--- START PROVIDED INFORMATION ---

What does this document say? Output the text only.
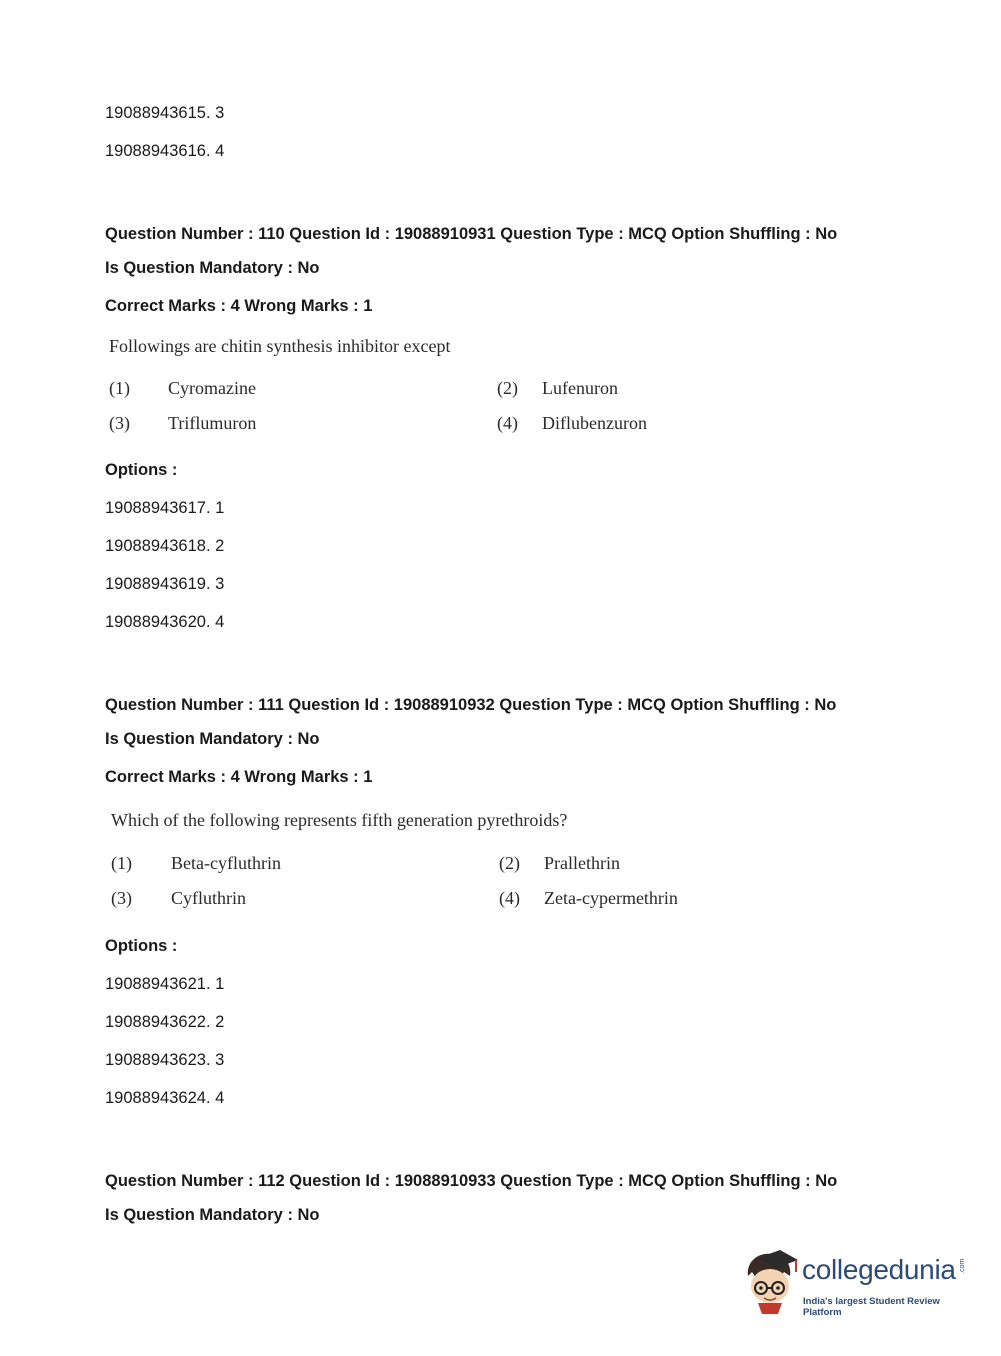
19088943615. 3
19088943616. 4
Question Number : 110 Question Id : 19088910931 Question Type : MCQ Option Shuffling : No
Is Question Mandatory : No
Correct Marks : 4 Wrong Marks : 1
Followings are chitin synthesis inhibitor except
(1) Cyromazine	(2) Lufenuron
(3) Triflumuron	(4) Diflubenzuron
Options :
19088943617. 1
19088943618. 2
19088943619. 3
19088943620. 4
Question Number : 111 Question Id : 19088910932 Question Type : MCQ Option Shuffling : No
Is Question Mandatory : No
Correct Marks : 4 Wrong Marks : 1
Which of the following represents fifth generation pyrethroids?
(1) Beta-cyfluthrin	(2) Prallethrin
(3) Cyfluthrin	(4) Zeta-cypermethrin
Options :
19088943621. 1
19088943622. 2
19088943623. 3
19088943624. 4
Question Number : 112 Question Id : 19088910933 Question Type : MCQ Option Shuffling : No
Is Question Mandatory : No
collegedunia .com
India's largest Student Review Platform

--- END PROVIDED INFORMATION ---

**CHALLENGE**
Retype each record exactly as it stands, but do not include the pictures.

**THE COMPLETED TASK**
What does this document say? Output the text only.
19088943615. 3
19088943616. 4
Question Number : 110 Question Id : 19088910931 Question Type : MCQ Option Shuffling : No
Is Question Mandatory : No
Correct Marks : 4 Wrong Marks : 1
Followings are chitin synthesis inhibitor except
(1) Cyromazine	(2) Lufenuron
(3) Triflumuron	(4) Diflubenzuron
Options :
19088943617. 1
19088943618. 2
19088943619. 3
19088943620. 4
Question Number : 111 Question Id : 19088910932 Question Type : MCQ Option Shuffling : No
Is Question Mandatory : No
Correct Marks : 4 Wrong Marks : 1
Which of the following represents fifth generation pyrethroids?
(1) Beta-cyfluthrin	(2) Prallethrin
(3) Cyfluthrin	(4) Zeta-cypermethrin
Options :
19088943621. 1
19088943622. 2
19088943623. 3
19088943624. 4
Question Number : 112 Question Id : 19088910933 Question Type : MCQ Option Shuffling : No
Is Question Mandatory : No
collegedunia .com
India's largest Student Review Platform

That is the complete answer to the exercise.